● **Written instruction**: Set out every line bearing the string "CatWrt".

● **Data rows**:
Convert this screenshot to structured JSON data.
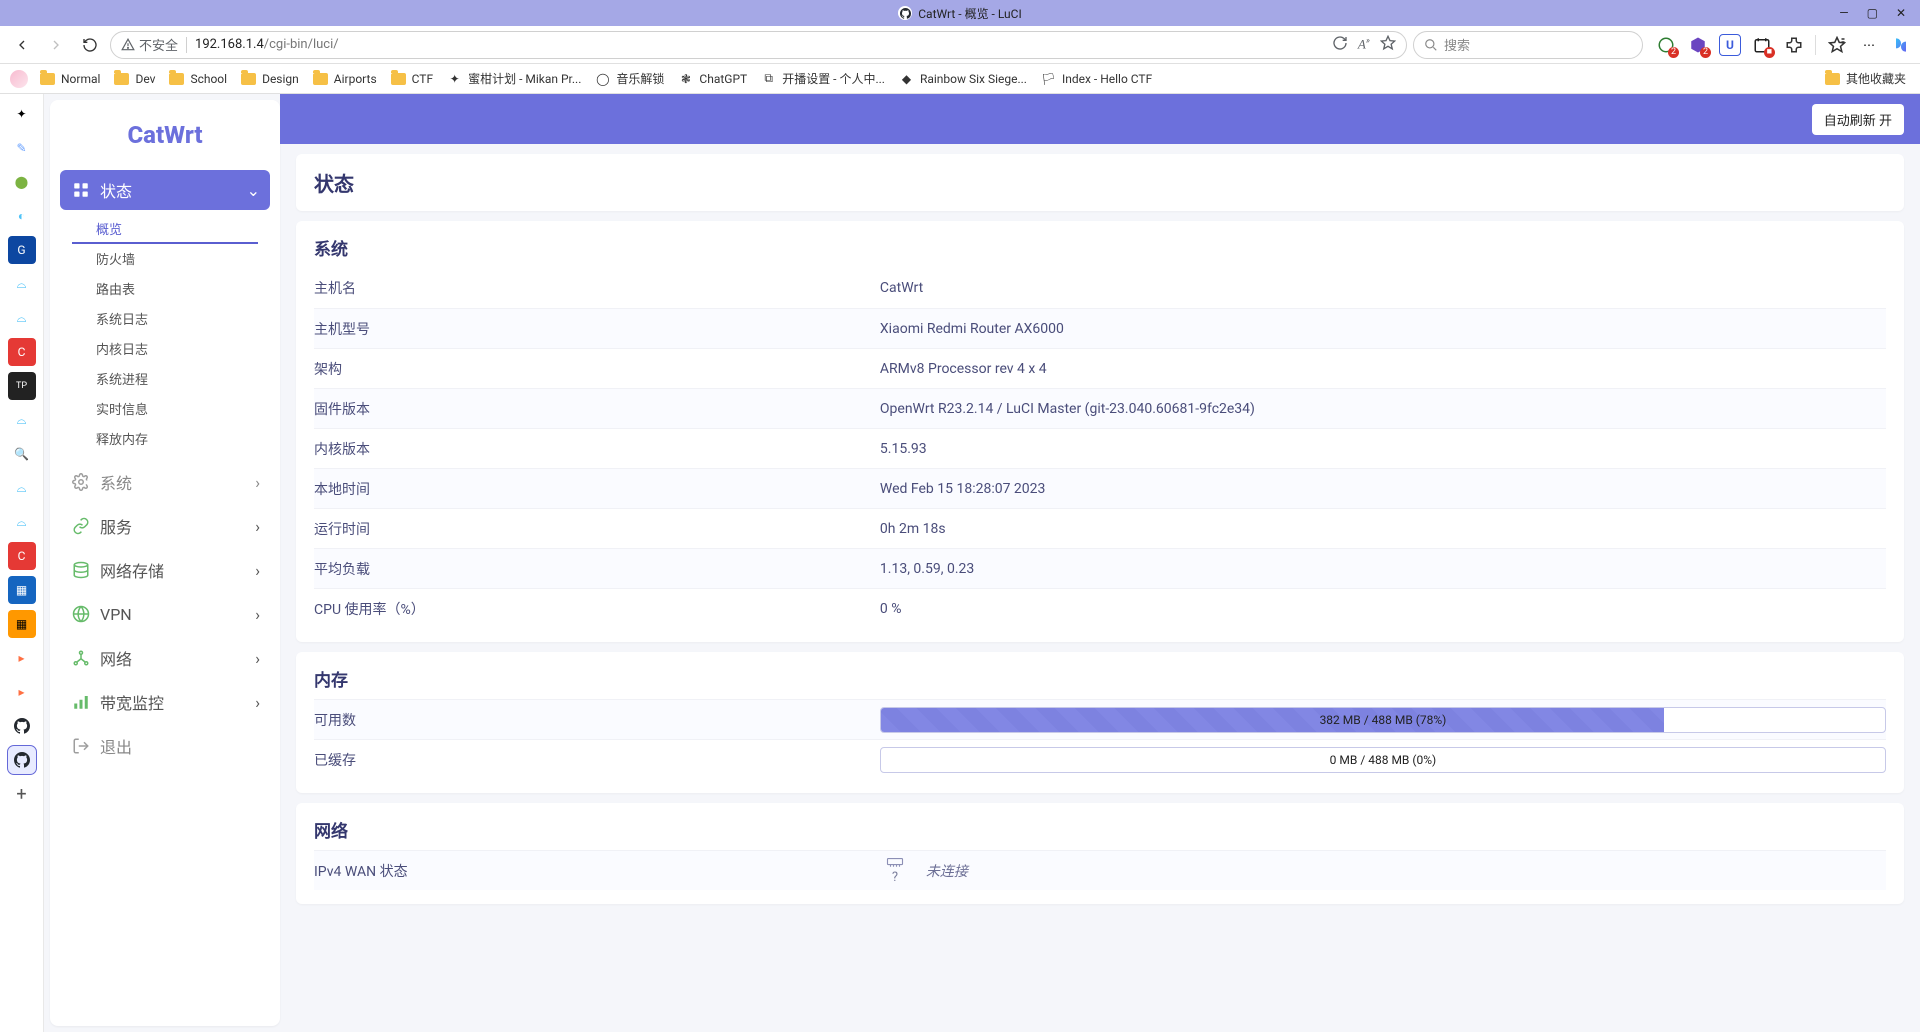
{
  "window": {
    "title": "CatWrt - 概览 - LuCI",
    "controls": {
      "min": "—",
      "max": "▢",
      "close": "✕"
    }
  },
  "browser": {
    "insecure_label": "不安全",
    "url_host": "192.168.1.4",
    "url_path": "/cgi-bin/luci/",
    "search_placeholder": "搜索",
    "bookmarks": [
      {
        "type": "folder",
        "label": "Normal"
      },
      {
        "type": "folder",
        "label": "Dev"
      },
      {
        "type": "folder",
        "label": "School"
      },
      {
        "type": "folder",
        "label": "Design"
      },
      {
        "type": "folder",
        "label": "Airports"
      },
      {
        "type": "folder",
        "label": "CTF"
      },
      {
        "type": "link",
        "icon": "star",
        "label": "蜜柑计划 - Mikan Pr..."
      },
      {
        "type": "link",
        "icon": "circle",
        "label": "音乐解锁"
      },
      {
        "type": "link",
        "icon": "knot",
        "label": "ChatGPT"
      },
      {
        "type": "link",
        "icon": "tv",
        "label": "开播设置 - 个人中..."
      },
      {
        "type": "link",
        "icon": "r6",
        "label": "Rainbow Six Siege..."
      },
      {
        "type": "link",
        "icon": "flag",
        "label": "Index - Hello CTF"
      }
    ],
    "bookmark_overflow": "其他收藏夹"
  },
  "sidebar": {
    "logo": "CatWrt",
    "items": [
      {
        "icon": "grid",
        "label": "状态",
        "active": true,
        "expandable": true
      },
      {
        "icon": "gear",
        "label": "系统",
        "expandable": true
      },
      {
        "icon": "link",
        "label": "服务",
        "expandable": true
      },
      {
        "icon": "disk",
        "label": "网络存储",
        "expandable": true
      },
      {
        "icon": "globe",
        "label": "VPN",
        "expandable": true
      },
      {
        "icon": "net",
        "label": "网络",
        "expandable": true
      },
      {
        "icon": "signal",
        "label": "带宽监控",
        "expandable": true
      },
      {
        "icon": "logout",
        "label": "退出"
      }
    ],
    "subitems": [
      {
        "label": "概览",
        "active": true
      },
      {
        "label": "防火墙"
      },
      {
        "label": "路由表"
      },
      {
        "label": "系统日志"
      },
      {
        "label": "内核日志"
      },
      {
        "label": "系统进程"
      },
      {
        "label": "实时信息"
      },
      {
        "label": "释放内存"
      }
    ]
  },
  "header": {
    "refresh": "自动刷新 开"
  },
  "page": {
    "title": "状态"
  },
  "system": {
    "title": "系统",
    "rows": [
      {
        "k": "主机名",
        "v": "CatWrt"
      },
      {
        "k": "主机型号",
        "v": "Xiaomi Redmi Router AX6000"
      },
      {
        "k": "架构",
        "v": "ARMv8 Processor rev 4 x 4"
      },
      {
        "k": "固件版本",
        "v": "OpenWrt R23.2.14 / LuCI Master (git-23.040.60681-9fc2e34)"
      },
      {
        "k": "内核版本",
        "v": "5.15.93"
      },
      {
        "k": "本地时间",
        "v": "Wed Feb 15 18:28:07 2023"
      },
      {
        "k": "运行时间",
        "v": "0h 2m 18s"
      },
      {
        "k": "平均负载",
        "v": "1.13, 0.59, 0.23"
      },
      {
        "k": "CPU 使用率（%）",
        "v": "0 %"
      }
    ]
  },
  "memory": {
    "title": "内存",
    "available": {
      "k": "可用数",
      "label": "382 MB / 488 MB (78%)",
      "percent": 78
    },
    "cached": {
      "k": "已缓存",
      "label": "0 MB / 488 MB (0%)",
      "percent": 0
    }
  },
  "network": {
    "title": "网络",
    "wan": {
      "k": "IPv4 WAN 状态",
      "status": "未连接",
      "q": "?"
    }
  }
}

● **The output**:
    "title": "CatWrt - 概览 - LuCI",
    "logo": "CatWrt",
        "v": "CatWrt"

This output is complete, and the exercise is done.